Task to carry out
Without the pictures, give the entries below again exactly as written.

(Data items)
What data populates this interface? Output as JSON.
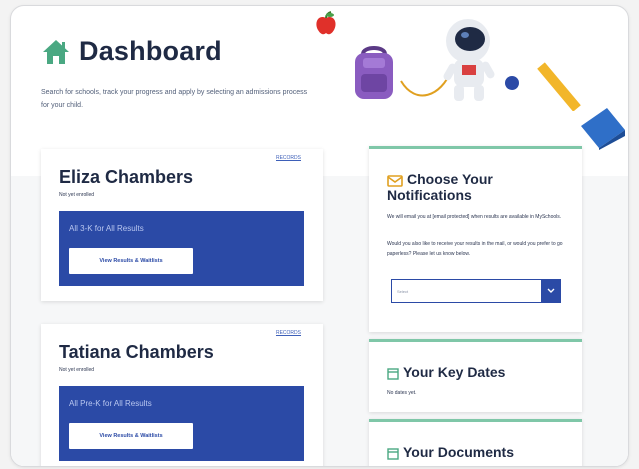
{
  "page": {
    "title": "Dashboard",
    "subtitle": "Search for schools, track your progress and apply by selecting an admissions process for your child."
  },
  "students": [
    {
      "name": "Eliza Chambers",
      "status": "Not yet enrolled",
      "link": "RECORDS",
      "panel_title": "All 3-K for All Results",
      "button": "View Results & Waitlists"
    },
    {
      "name": "Tatiana Chambers",
      "status": "Not yet enrolled",
      "link": "RECORDS",
      "panel_title": "All Pre-K for All Results",
      "button": "View Results & Waitlists"
    }
  ],
  "notifications": {
    "title_line1": "Choose Your",
    "title_line2": "Notifications",
    "text1": "We will email you at [email protected] when results are available in MySchools.",
    "text2": "Would you also like to receive your results in the mail, or would you prefer to go paperless? Please let us know below.",
    "select_value": "Select"
  },
  "key_dates": {
    "title": "Your Key Dates",
    "text": "No dates yet."
  },
  "documents": {
    "title": "Your Documents"
  },
  "colors": {
    "primary_blue": "#2b4aa6",
    "accent_green": "#7fc7a8",
    "home_icon": "#4aa882",
    "title": "#1f2a44"
  },
  "icons": [
    "home-icon",
    "envelope-icon",
    "calendar-icon",
    "chevron-down-icon",
    "apple-icon",
    "backpack-icon",
    "astronaut-icon",
    "ruler-icon",
    "book-icon"
  ]
}
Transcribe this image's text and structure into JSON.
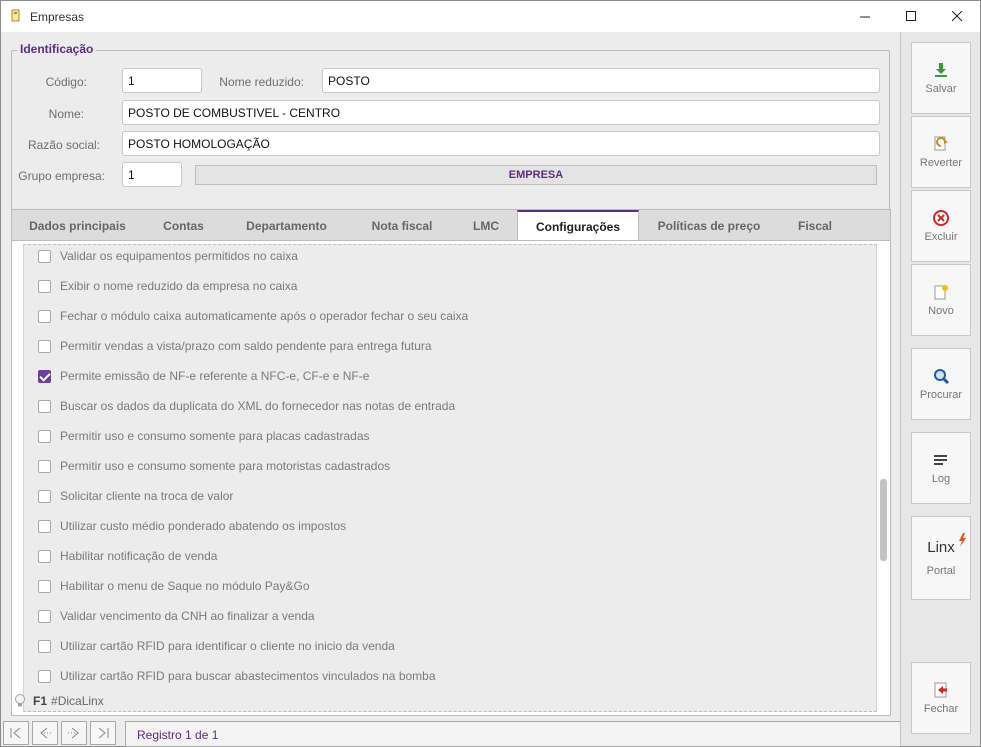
{
  "window": {
    "title": "Empresas"
  },
  "identificacao": {
    "title": "Identificação",
    "codigo_label": "Código:",
    "codigo_value": "1",
    "nome_reduzido_label": "Nome reduzido:",
    "nome_reduzido_value": "POSTO",
    "nome_label": "Nome:",
    "nome_value": "POSTO DE COMBUSTIVEL - CENTRO",
    "razao_label": "Razão social:",
    "razao_value": "POSTO HOMOLOGAÇÃO",
    "grupo_label": "Grupo empresa:",
    "grupo_value": "1",
    "grupo_name": "EMPRESA"
  },
  "tabs": [
    "Dados principais",
    "Contas",
    "Departamento",
    "Nota fiscal",
    "LMC",
    "Configurações",
    "Políticas de preço",
    "Fiscal"
  ],
  "active_tab": "Configurações",
  "options": [
    {
      "label": "Validar os equipamentos permitidos no caixa",
      "checked": false
    },
    {
      "label": "Exibir o nome reduzido da empresa no caixa",
      "checked": false
    },
    {
      "label": "Fechar o módulo caixa automaticamente após o operador fechar o seu caixa",
      "checked": false
    },
    {
      "label": "Permitir vendas a vista/prazo com saldo pendente para entrega futura",
      "checked": false
    },
    {
      "label": "Permite emissão de NF-e referente a NFC-e, CF-e e NF-e",
      "checked": true
    },
    {
      "label": "Buscar os dados da duplicata do XML do fornecedor nas notas de entrada",
      "checked": false
    },
    {
      "label": "Permitir uso e consumo somente para placas cadastradas",
      "checked": false
    },
    {
      "label": "Permitir uso e consumo somente para motoristas cadastrados",
      "checked": false
    },
    {
      "label": "Solicitar cliente na troca de valor",
      "checked": false
    },
    {
      "label": "Utilizar custo médio ponderado abatendo os impostos",
      "checked": false
    },
    {
      "label": "Habilitar notificação de venda",
      "checked": false
    },
    {
      "label": "Habilitar o menu de Saque no módulo Pay&Go",
      "checked": false
    },
    {
      "label": "Validar vencimento da CNH ao finalizar a venda",
      "checked": false
    },
    {
      "label": "Utilizar cartão RFID para identificar o cliente no inicio da venda",
      "checked": false
    },
    {
      "label": "Utilizar cartão RFID para buscar abastecimentos vinculados na bomba",
      "checked": false
    }
  ],
  "tip": {
    "key": "F1",
    "text": "#DicaLinx"
  },
  "record_status": "Registro 1 de 1",
  "toolbar": {
    "salvar": "Salvar",
    "reverter": "Reverter",
    "excluir": "Excluir",
    "novo": "Novo",
    "procurar": "Procurar",
    "log": "Log",
    "portal_logo": "Linx",
    "portal": "Portal",
    "fechar": "Fechar"
  },
  "colors": {
    "accent": "#5b2d82",
    "check": "#6b3fa0"
  }
}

Complete response
What data populates this interface? Output as JSON.
{
  "page": {
    "title": "Dashboard",
    "subtitle": "Search for schools, track your progress and apply by selecting an admissions process for your child."
  },
  "students": [
    {
      "name": "Eliza Chambers",
      "status": "Not yet enrolled",
      "link": "RECORDS",
      "panel_title": "All 3-K for All Results",
      "button": "View Results & Waitlists"
    },
    {
      "name": "Tatiana Chambers",
      "status": "Not yet enrolled",
      "link": "RECORDS",
      "panel_title": "All Pre-K for All Results",
      "button": "View Results & Waitlists"
    }
  ],
  "notifications": {
    "title_line1": "Choose Your",
    "title_line2": "Notifications",
    "text1": "We will email you at [email protected] when results are available in MySchools.",
    "text2": "Would you also like to receive your results in the mail, or would you prefer to go paperless? Please let us know below.",
    "select_value": "Select"
  },
  "key_dates": {
    "title": "Your Key Dates",
    "text": "No dates yet."
  },
  "documents": {
    "title": "Your Documents"
  },
  "colors": {
    "primary_blue": "#2b4aa6",
    "accent_green": "#7fc7a8",
    "home_icon": "#4aa882",
    "title": "#1f2a44"
  },
  "icons": [
    "home-icon",
    "envelope-icon",
    "calendar-icon",
    "chevron-down-icon",
    "apple-icon",
    "backpack-icon",
    "astronaut-icon",
    "ruler-icon",
    "book-icon"
  ]
}
Transcribe this image's text and structure into JSON.
{
  "window": {
    "title": "Empresas"
  },
  "identificacao": {
    "title": "Identificação",
    "codigo_label": "Código:",
    "codigo_value": "1",
    "nome_reduzido_label": "Nome reduzido:",
    "nome_reduzido_value": "POSTO",
    "nome_label": "Nome:",
    "nome_value": "POSTO DE COMBUSTIVEL - CENTRO",
    "razao_label": "Razão social:",
    "razao_value": "POSTO HOMOLOGAÇÃO",
    "grupo_label": "Grupo empresa:",
    "grupo_value": "1",
    "grupo_name": "EMPRESA"
  },
  "tabs": [
    "Dados principais",
    "Contas",
    "Departamento",
    "Nota fiscal",
    "LMC",
    "Configurações",
    "Políticas de preço",
    "Fiscal"
  ],
  "active_tab": "Configurações",
  "options": [
    {
      "label": "Validar os equipamentos permitidos no caixa",
      "checked": false
    },
    {
      "label": "Exibir o nome reduzido da empresa no caixa",
      "checked": false
    },
    {
      "label": "Fechar o módulo caixa automaticamente após o operador fechar o seu caixa",
      "checked": false
    },
    {
      "label": "Permitir vendas a vista/prazo com saldo pendente para entrega futura",
      "checked": false
    },
    {
      "label": "Permite emissão de NF-e referente a NFC-e, CF-e e NF-e",
      "checked": true
    },
    {
      "label": "Buscar os dados da duplicata do XML do fornecedor nas notas de entrada",
      "checked": false
    },
    {
      "label": "Permitir uso e consumo somente para placas cadastradas",
      "checked": false
    },
    {
      "label": "Permitir uso e consumo somente para motoristas cadastrados",
      "checked": false
    },
    {
      "label": "Solicitar cliente na troca de valor",
      "checked": false
    },
    {
      "label": "Utilizar custo médio ponderado abatendo os impostos",
      "checked": false
    },
    {
      "label": "Habilitar notificação de venda",
      "checked": false
    },
    {
      "label": "Habilitar o menu de Saque no módulo Pay&Go",
      "checked": false
    },
    {
      "label": "Validar vencimento da CNH ao finalizar a venda",
      "checked": false
    },
    {
      "label": "Utilizar cartão RFID para identificar o cliente no inicio da venda",
      "checked": false
    },
    {
      "label": "Utilizar cartão RFID para buscar abastecimentos vinculados na bomba",
      "checked": false
    }
  ],
  "tip": {
    "key": "F1",
    "text": "#DicaLinx"
  },
  "record_status": "Registro 1 de 1",
  "toolbar": {
    "salvar": "Salvar",
    "reverter": "Reverter",
    "excluir": "Excluir",
    "novo": "Novo",
    "procurar": "Procurar",
    "log": "Log",
    "portal_logo": "Linx",
    "portal": "Portal",
    "fechar": "Fechar"
  },
  "colors": {
    "accent": "#5b2d82",
    "check": "#6b3fa0"
  }
}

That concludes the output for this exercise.